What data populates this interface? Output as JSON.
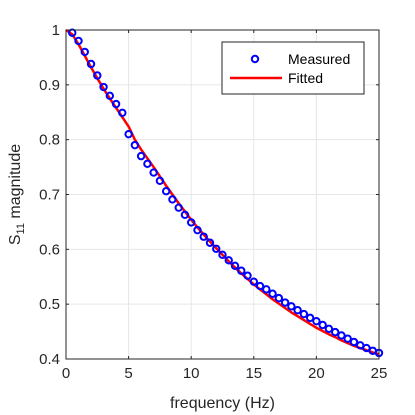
{
  "chart_data": {
    "type": "scatter",
    "xlabel": "frequency (Hz)",
    "ylabel_main": "S",
    "ylabel_subscript": "11",
    "ylabel_rest": " magnitude",
    "xlim": [
      0,
      25
    ],
    "ylim": [
      0.4,
      1
    ],
    "grid": true,
    "legend_position": "top-right",
    "x_ticks": [
      0,
      5,
      10,
      15,
      20,
      25
    ],
    "x_tick_labels": [
      "0",
      "5",
      "10",
      "15",
      "20",
      "25"
    ],
    "y_ticks": [
      0.4,
      0.5,
      0.6,
      0.7,
      0.8,
      0.9,
      1.0
    ],
    "y_tick_labels": [
      "0.4",
      "0.5",
      "0.6",
      "0.7",
      "0.8",
      "0.9",
      "1"
    ],
    "series": [
      {
        "name": "Measured",
        "style": "markers",
        "marker": "circle-open",
        "color": "#0000ff",
        "x": [
          0.5,
          1.0,
          1.5,
          2.0,
          2.5,
          3.0,
          3.5,
          4.0,
          4.5,
          5.0,
          5.5,
          6.0,
          6.5,
          7.0,
          7.5,
          8.0,
          8.5,
          9.0,
          9.5,
          10.0,
          10.5,
          11.0,
          11.5,
          12.0,
          12.5,
          13.0,
          13.5,
          14.0,
          14.5,
          15.0,
          15.5,
          16.0,
          16.5,
          17.0,
          17.5,
          18.0,
          18.5,
          19.0,
          19.5,
          20.0,
          20.5,
          21.0,
          21.5,
          22.0,
          22.5,
          23.0,
          23.5,
          24.0,
          24.5,
          25.0
        ],
        "y": [
          0.995,
          0.98,
          0.96,
          0.938,
          0.917,
          0.896,
          0.88,
          0.865,
          0.849,
          0.81,
          0.79,
          0.77,
          0.756,
          0.74,
          0.725,
          0.706,
          0.691,
          0.676,
          0.663,
          0.649,
          0.635,
          0.623,
          0.612,
          0.601,
          0.59,
          0.58,
          0.57,
          0.561,
          0.552,
          0.541,
          0.533,
          0.527,
          0.519,
          0.511,
          0.503,
          0.496,
          0.489,
          0.482,
          0.475,
          0.469,
          0.462,
          0.455,
          0.449,
          0.443,
          0.437,
          0.431,
          0.425,
          0.42,
          0.415,
          0.411
        ]
      },
      {
        "name": "Fitted",
        "style": "line",
        "color": "#ff0000",
        "x": [
          0,
          0.5,
          1,
          1.5,
          2,
          2.5,
          3,
          3.5,
          4,
          4.5,
          5,
          5.5,
          6,
          6.5,
          7,
          7.5,
          8,
          8.5,
          9,
          9.5,
          10,
          10.5,
          11,
          11.5,
          12,
          12.5,
          13,
          13.5,
          14,
          14.5,
          15,
          15.5,
          16,
          16.5,
          17,
          17.5,
          18,
          18.5,
          19,
          19.5,
          20,
          20.5,
          21,
          21.5,
          22,
          22.5,
          23,
          23.5,
          24,
          24.5,
          25
        ],
        "y": [
          1.0,
          0.992,
          0.974,
          0.953,
          0.932,
          0.912,
          0.893,
          0.875,
          0.858,
          0.841,
          0.824,
          0.8,
          0.782,
          0.766,
          0.75,
          0.733,
          0.716,
          0.7,
          0.684,
          0.669,
          0.654,
          0.64,
          0.627,
          0.614,
          0.602,
          0.59,
          0.578,
          0.567,
          0.556,
          0.546,
          0.536,
          0.527,
          0.518,
          0.509,
          0.501,
          0.493,
          0.485,
          0.478,
          0.471,
          0.464,
          0.457,
          0.451,
          0.445,
          0.44,
          0.434,
          0.429,
          0.424,
          0.42,
          0.416,
          0.412,
          0.409
        ]
      }
    ]
  }
}
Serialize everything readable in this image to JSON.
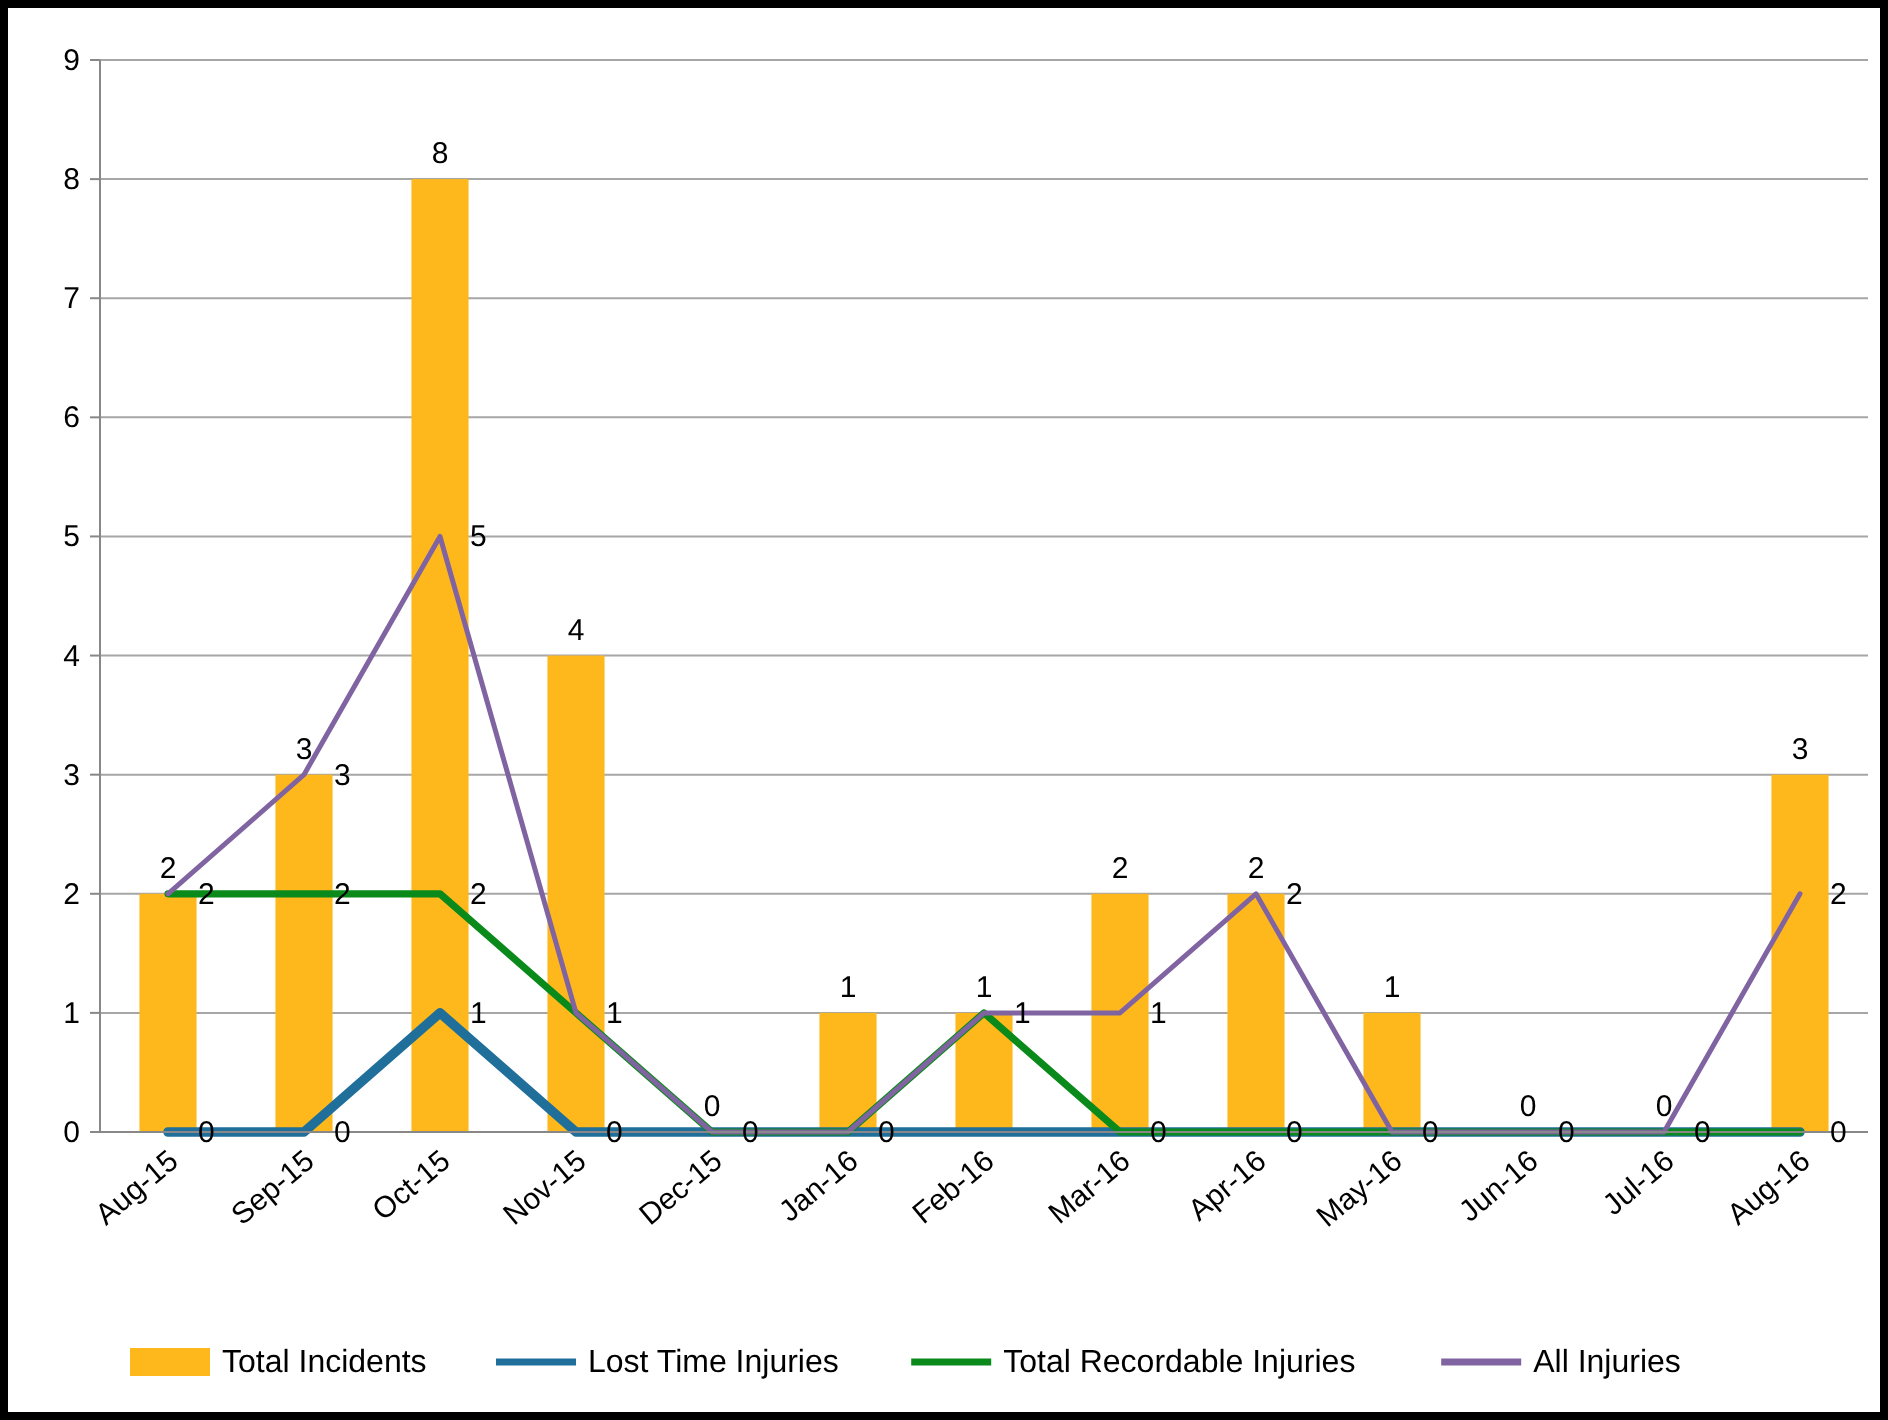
□ □ □
[THE EXERCISE]
Repeat the listing verbatim. Skip the pictures.

[FULL SOLUTION]
What data populates this interface? Output as JSON.
{
  "chart_data": {
    "type": "scatter",
    "xlabel": "frequency (Hz)",
    "ylabel_main": "S",
    "ylabel_subscript": "11",
    "ylabel_rest": " magnitude",
    "xlim": [
      0,
      25
    ],
    "ylim": [
      0.4,
      1
    ],
    "grid": true,
    "legend_position": "top-right",
    "x_ticks": [
      0,
      5,
      10,
      15,
      20,
      25
    ],
    "x_tick_labels": [
      "0",
      "5",
      "10",
      "15",
      "20",
      "25"
    ],
    "y_ticks": [
      0.4,
      0.5,
      0.6,
      0.7,
      0.8,
      0.9,
      1.0
    ],
    "y_tick_labels": [
      "0.4",
      "0.5",
      "0.6",
      "0.7",
      "0.8",
      "0.9",
      "1"
    ],
    "series": [
      {
        "name": "Measured",
        "style": "markers",
        "marker": "circle-open",
        "color": "#0000ff",
        "x": [
          0.5,
          1.0,
          1.5,
          2.0,
          2.5,
          3.0,
          3.5,
          4.0,
          4.5,
          5.0,
          5.5,
          6.0,
          6.5,
          7.0,
          7.5,
          8.0,
          8.5,
          9.0,
          9.5,
          10.0,
          10.5,
          11.0,
          11.5,
          12.0,
          12.5,
          13.0,
          13.5,
          14.0,
          14.5,
          15.0,
          15.5,
          16.0,
          16.5,
          17.0,
          17.5,
          18.0,
          18.5,
          19.0,
          19.5,
          20.0,
          20.5,
          21.0,
          21.5,
          22.0,
          22.5,
          23.0,
          23.5,
          24.0,
          24.5,
          25.0
        ],
        "y": [
          0.995,
          0.98,
          0.96,
          0.938,
          0.917,
          0.896,
          0.88,
          0.865,
          0.849,
          0.81,
          0.79,
          0.77,
          0.756,
          0.74,
          0.725,
          0.706,
          0.691,
          0.676,
          0.663,
          0.649,
          0.635,
          0.623,
          0.612,
          0.601,
          0.59,
          0.58,
          0.57,
          0.561,
          0.552,
          0.541,
          0.533,
          0.527,
          0.519,
          0.511,
          0.503,
          0.496,
          0.489,
          0.482,
          0.475,
          0.469,
          0.462,
          0.455,
          0.449,
          0.443,
          0.437,
          0.431,
          0.425,
          0.42,
          0.415,
          0.411
        ]
      },
      {
        "name": "Fitted",
        "style": "line",
        "color": "#ff0000",
        "x": [
          0,
          0.5,
          1,
          1.5,
          2,
          2.5,
          3,
          3.5,
          4,
          4.5,
          5,
          5.5,
          6,
          6.5,
          7,
          7.5,
          8,
          8.5,
          9,
          9.5,
          10,
          10.5,
          11,
          11.5,
          12,
          12.5,
          13,
          13.5,
          14,
          14.5,
          15,
          15.5,
          16,
          16.5,
          17,
          17.5,
          18,
          18.5,
          19,
          19.5,
          20,
          20.5,
          21,
          21.5,
          22,
          22.5,
          23,
          23.5,
          24,
          24.5,
          25
        ],
        "y": [
          1.0,
          0.992,
          0.974,
          0.953,
          0.932,
          0.912,
          0.893,
          0.875,
          0.858,
          0.841,
          0.824,
          0.8,
          0.782,
          0.766,
          0.75,
          0.733,
          0.716,
          0.7,
          0.684,
          0.669,
          0.654,
          0.64,
          0.627,
          0.614,
          0.602,
          0.59,
          0.578,
          0.567,
          0.556,
          0.546,
          0.536,
          0.527,
          0.518,
          0.509,
          0.501,
          0.493,
          0.485,
          0.478,
          0.471,
          0.464,
          0.457,
          0.451,
          0.445,
          0.44,
          0.434,
          0.429,
          0.424,
          0.42,
          0.416,
          0.412,
          0.409
        ]
      }
    ]
  }
}
Serialize everything readable in this image to JSON.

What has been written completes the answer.